--- start Data extract ---

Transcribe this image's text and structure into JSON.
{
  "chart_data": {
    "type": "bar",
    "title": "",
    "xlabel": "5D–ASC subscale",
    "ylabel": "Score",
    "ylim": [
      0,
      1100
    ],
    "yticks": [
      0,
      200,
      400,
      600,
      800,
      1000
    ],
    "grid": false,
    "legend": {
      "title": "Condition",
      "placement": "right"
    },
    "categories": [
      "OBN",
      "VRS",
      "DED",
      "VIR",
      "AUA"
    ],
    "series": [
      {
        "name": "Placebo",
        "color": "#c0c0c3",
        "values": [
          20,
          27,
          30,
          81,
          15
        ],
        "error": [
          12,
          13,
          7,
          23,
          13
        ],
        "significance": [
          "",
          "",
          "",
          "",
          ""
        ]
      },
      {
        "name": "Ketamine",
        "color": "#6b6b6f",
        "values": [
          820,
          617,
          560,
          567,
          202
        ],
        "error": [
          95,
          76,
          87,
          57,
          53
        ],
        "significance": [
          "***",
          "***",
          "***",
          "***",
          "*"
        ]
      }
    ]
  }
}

--- end Data extract ---

- Short problem -
Extract the complete listing above, reproducing each line exactly.

- Full answer -
Transcribe this image's text and structure into JSON.
{
  "chart_data": {
    "type": "bar",
    "title": "",
    "xlabel": "5D–ASC subscale",
    "ylabel": "Score",
    "ylim": [
      0,
      1100
    ],
    "yticks": [
      0,
      200,
      400,
      600,
      800,
      1000
    ],
    "grid": false,
    "legend": {
      "title": "Condition",
      "placement": "right"
    },
    "categories": [
      "OBN",
      "VRS",
      "DED",
      "VIR",
      "AUA"
    ],
    "series": [
      {
        "name": "Placebo",
        "color": "#c0c0c3",
        "values": [
          20,
          27,
          30,
          81,
          15
        ],
        "error": [
          12,
          13,
          7,
          23,
          13
        ],
        "significance": [
          "",
          "",
          "",
          "",
          ""
        ]
      },
      {
        "name": "Ketamine",
        "color": "#6b6b6f",
        "values": [
          820,
          617,
          560,
          567,
          202
        ],
        "error": [
          95,
          76,
          87,
          57,
          53
        ],
        "significance": [
          "***",
          "***",
          "***",
          "***",
          "*"
        ]
      }
    ]
  }
}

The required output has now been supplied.